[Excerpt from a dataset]
+ + + + +
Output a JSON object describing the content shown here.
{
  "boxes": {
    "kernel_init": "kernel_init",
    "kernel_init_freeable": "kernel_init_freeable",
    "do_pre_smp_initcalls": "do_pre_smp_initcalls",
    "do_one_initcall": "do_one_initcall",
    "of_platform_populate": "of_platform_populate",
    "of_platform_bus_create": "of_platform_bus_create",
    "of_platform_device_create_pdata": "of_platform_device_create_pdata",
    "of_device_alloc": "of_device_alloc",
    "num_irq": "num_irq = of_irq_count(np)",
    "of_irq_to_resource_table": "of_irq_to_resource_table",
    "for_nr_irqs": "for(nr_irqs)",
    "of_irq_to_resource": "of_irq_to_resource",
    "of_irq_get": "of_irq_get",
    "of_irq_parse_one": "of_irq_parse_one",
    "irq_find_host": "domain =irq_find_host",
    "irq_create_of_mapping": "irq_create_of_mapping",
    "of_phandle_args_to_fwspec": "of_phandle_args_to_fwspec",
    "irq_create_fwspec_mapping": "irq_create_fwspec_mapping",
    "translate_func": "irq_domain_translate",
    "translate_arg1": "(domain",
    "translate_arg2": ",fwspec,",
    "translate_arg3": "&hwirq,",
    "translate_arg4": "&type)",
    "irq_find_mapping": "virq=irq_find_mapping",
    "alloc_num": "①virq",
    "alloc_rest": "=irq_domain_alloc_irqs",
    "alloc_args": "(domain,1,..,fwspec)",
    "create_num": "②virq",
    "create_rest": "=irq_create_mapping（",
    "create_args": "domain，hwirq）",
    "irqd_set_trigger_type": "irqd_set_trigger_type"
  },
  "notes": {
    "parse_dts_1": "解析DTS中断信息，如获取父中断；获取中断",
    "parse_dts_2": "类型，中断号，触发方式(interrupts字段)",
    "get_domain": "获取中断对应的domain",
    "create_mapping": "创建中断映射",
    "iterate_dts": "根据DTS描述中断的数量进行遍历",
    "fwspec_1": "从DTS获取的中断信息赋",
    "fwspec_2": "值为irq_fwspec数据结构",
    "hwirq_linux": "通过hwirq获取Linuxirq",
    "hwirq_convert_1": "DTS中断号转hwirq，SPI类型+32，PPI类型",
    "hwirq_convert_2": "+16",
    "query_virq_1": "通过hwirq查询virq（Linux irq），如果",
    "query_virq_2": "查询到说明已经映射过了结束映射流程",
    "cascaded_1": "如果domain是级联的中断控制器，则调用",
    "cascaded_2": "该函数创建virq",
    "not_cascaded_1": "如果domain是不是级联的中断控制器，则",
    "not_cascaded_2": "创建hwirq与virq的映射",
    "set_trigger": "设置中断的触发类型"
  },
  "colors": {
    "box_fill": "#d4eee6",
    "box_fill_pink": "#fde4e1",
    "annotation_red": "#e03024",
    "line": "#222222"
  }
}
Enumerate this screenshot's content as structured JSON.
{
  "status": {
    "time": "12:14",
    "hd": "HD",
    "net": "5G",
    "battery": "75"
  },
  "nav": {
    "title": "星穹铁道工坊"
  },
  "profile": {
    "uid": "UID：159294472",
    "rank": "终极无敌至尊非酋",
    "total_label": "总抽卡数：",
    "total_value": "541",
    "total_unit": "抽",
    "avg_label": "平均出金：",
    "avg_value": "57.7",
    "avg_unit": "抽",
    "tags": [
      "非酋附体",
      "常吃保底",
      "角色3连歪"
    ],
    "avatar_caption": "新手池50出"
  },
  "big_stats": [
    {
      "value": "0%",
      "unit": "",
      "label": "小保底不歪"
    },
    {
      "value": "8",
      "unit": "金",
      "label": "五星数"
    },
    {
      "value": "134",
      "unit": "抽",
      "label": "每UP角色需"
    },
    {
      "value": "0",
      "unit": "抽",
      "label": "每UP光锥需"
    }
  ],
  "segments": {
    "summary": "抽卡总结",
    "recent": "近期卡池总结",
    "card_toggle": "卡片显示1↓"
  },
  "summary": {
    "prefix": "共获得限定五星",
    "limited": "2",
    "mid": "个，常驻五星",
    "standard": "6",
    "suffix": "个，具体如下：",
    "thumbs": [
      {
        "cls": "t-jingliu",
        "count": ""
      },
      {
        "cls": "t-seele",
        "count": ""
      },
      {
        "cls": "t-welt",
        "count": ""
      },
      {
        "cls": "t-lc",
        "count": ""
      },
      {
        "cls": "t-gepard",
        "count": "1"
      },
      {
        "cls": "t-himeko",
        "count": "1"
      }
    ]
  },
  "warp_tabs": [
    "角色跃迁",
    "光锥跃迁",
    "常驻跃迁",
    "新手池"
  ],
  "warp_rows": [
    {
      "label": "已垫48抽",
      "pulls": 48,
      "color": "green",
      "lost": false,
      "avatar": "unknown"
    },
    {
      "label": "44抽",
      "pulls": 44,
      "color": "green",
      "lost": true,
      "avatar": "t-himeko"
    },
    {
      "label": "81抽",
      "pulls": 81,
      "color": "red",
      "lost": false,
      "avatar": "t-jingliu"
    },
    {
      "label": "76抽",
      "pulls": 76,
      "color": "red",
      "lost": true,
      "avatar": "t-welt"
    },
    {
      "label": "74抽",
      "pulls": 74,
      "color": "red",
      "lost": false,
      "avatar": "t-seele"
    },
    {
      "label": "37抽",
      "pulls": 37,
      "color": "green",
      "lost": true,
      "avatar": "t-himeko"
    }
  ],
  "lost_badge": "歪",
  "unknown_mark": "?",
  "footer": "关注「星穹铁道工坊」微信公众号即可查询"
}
+ + + + +
*SHORT TASK*: Every record should be repeated exactly; please leave none out.

*COMPLETE RESPONSE*:
Output a JSON object describing the content shown here.
{
  "boxes": {
    "kernel_init": "kernel_init",
    "kernel_init_freeable": "kernel_init_freeable",
    "do_pre_smp_initcalls": "do_pre_smp_initcalls",
    "do_one_initcall": "do_one_initcall",
    "of_platform_populate": "of_platform_populate",
    "of_platform_bus_create": "of_platform_bus_create",
    "of_platform_device_create_pdata": "of_platform_device_create_pdata",
    "of_device_alloc": "of_device_alloc",
    "num_irq": "num_irq = of_irq_count(np)",
    "of_irq_to_resource_table": "of_irq_to_resource_table",
    "for_nr_irqs": "for(nr_irqs)",
    "of_irq_to_resource": "of_irq_to_resource",
    "of_irq_get": "of_irq_get",
    "of_irq_parse_one": "of_irq_parse_one",
    "irq_find_host": "domain =irq_find_host",
    "irq_create_of_mapping": "irq_create_of_mapping",
    "of_phandle_args_to_fwspec": "of_phandle_args_to_fwspec",
    "irq_create_fwspec_mapping": "irq_create_fwspec_mapping",
    "translate_func": "irq_domain_translate",
    "translate_arg1": "(domain",
    "translate_arg2": ",fwspec,",
    "translate_arg3": "&hwirq,",
    "translate_arg4": "&type)",
    "irq_find_mapping": "virq=irq_find_mapping",
    "alloc_num": "①virq",
    "alloc_rest": "=irq_domain_alloc_irqs",
    "alloc_args": "(domain,1,..,fwspec)",
    "create_num": "②virq",
    "create_rest": "=irq_create_mapping（",
    "create_args": "domain，hwirq）",
    "irqd_set_trigger_type": "irqd_set_trigger_type"
  },
  "notes": {
    "parse_dts_1": "解析DTS中断信息，如获取父中断；获取中断",
    "parse_dts_2": "类型，中断号，触发方式(interrupts字段)",
    "get_domain": "获取中断对应的domain",
    "create_mapping": "创建中断映射",
    "iterate_dts": "根据DTS描述中断的数量进行遍历",
    "fwspec_1": "从DTS获取的中断信息赋",
    "fwspec_2": "值为irq_fwspec数据结构",
    "hwirq_linux": "通过hwirq获取Linuxirq",
    "hwirq_convert_1": "DTS中断号转hwirq，SPI类型+32，PPI类型",
    "hwirq_convert_2": "+16",
    "query_virq_1": "通过hwirq查询virq（Linux irq），如果",
    "query_virq_2": "查询到说明已经映射过了结束映射流程",
    "cascaded_1": "如果domain是级联的中断控制器，则调用",
    "cascaded_2": "该函数创建virq",
    "not_cascaded_1": "如果domain是不是级联的中断控制器，则",
    "not_cascaded_2": "创建hwirq与virq的映射",
    "set_trigger": "设置中断的触发类型"
  },
  "colors": {
    "box_fill": "#d4eee6",
    "box_fill_pink": "#fde4e1",
    "annotation_red": "#e03024",
    "line": "#222222"
  }
}
Enumerate this screenshot's content as structured JSON.
{
  "status": {
    "time": "12:14",
    "hd": "HD",
    "net": "5G",
    "battery": "75"
  },
  "nav": {
    "title": "星穹铁道工坊"
  },
  "profile": {
    "uid": "UID：159294472",
    "rank": "终极无敌至尊非酋",
    "total_label": "总抽卡数：",
    "total_value": "541",
    "total_unit": "抽",
    "avg_label": "平均出金：",
    "avg_value": "57.7",
    "avg_unit": "抽",
    "tags": [
      "非酋附体",
      "常吃保底",
      "角色3连歪"
    ],
    "avatar_caption": "新手池50出"
  },
  "big_stats": [
    {
      "value": "0%",
      "unit": "",
      "label": "小保底不歪"
    },
    {
      "value": "8",
      "unit": "金",
      "label": "五星数"
    },
    {
      "value": "134",
      "unit": "抽",
      "label": "每UP角色需"
    },
    {
      "value": "0",
      "unit": "抽",
      "label": "每UP光锥需"
    }
  ],
  "segments": {
    "summary": "抽卡总结",
    "recent": "近期卡池总结",
    "card_toggle": "卡片显示1↓"
  },
  "summary": {
    "prefix": "共获得限定五星",
    "limited": "2",
    "mid": "个，常驻五星",
    "standard": "6",
    "suffix": "个，具体如下：",
    "thumbs": [
      {
        "cls": "t-jingliu",
        "count": ""
      },
      {
        "cls": "t-seele",
        "count": ""
      },
      {
        "cls": "t-welt",
        "count": ""
      },
      {
        "cls": "t-lc",
        "count": ""
      },
      {
        "cls": "t-gepard",
        "count": "1"
      },
      {
        "cls": "t-himeko",
        "count": "1"
      }
    ]
  },
  "warp_tabs": [
    "角色跃迁",
    "光锥跃迁",
    "常驻跃迁",
    "新手池"
  ],
  "warp_rows": [
    {
      "label": "已垫48抽",
      "pulls": 48,
      "color": "green",
      "lost": false,
      "avatar": "unknown"
    },
    {
      "label": "44抽",
      "pulls": 44,
      "color": "green",
      "lost": true,
      "avatar": "t-himeko"
    },
    {
      "label": "81抽",
      "pulls": 81,
      "color": "red",
      "lost": false,
      "avatar": "t-jingliu"
    },
    {
      "label": "76抽",
      "pulls": 76,
      "color": "red",
      "lost": true,
      "avatar": "t-welt"
    },
    {
      "label": "74抽",
      "pulls": 74,
      "color": "red",
      "lost": false,
      "avatar": "t-seele"
    },
    {
      "label": "37抽",
      "pulls": 37,
      "color": "green",
      "lost": true,
      "avatar": "t-himeko"
    }
  ],
  "lost_badge": "歪",
  "unknown_mark": "?",
  "footer": "关注「星穹铁道工坊」微信公众号即可查询"
}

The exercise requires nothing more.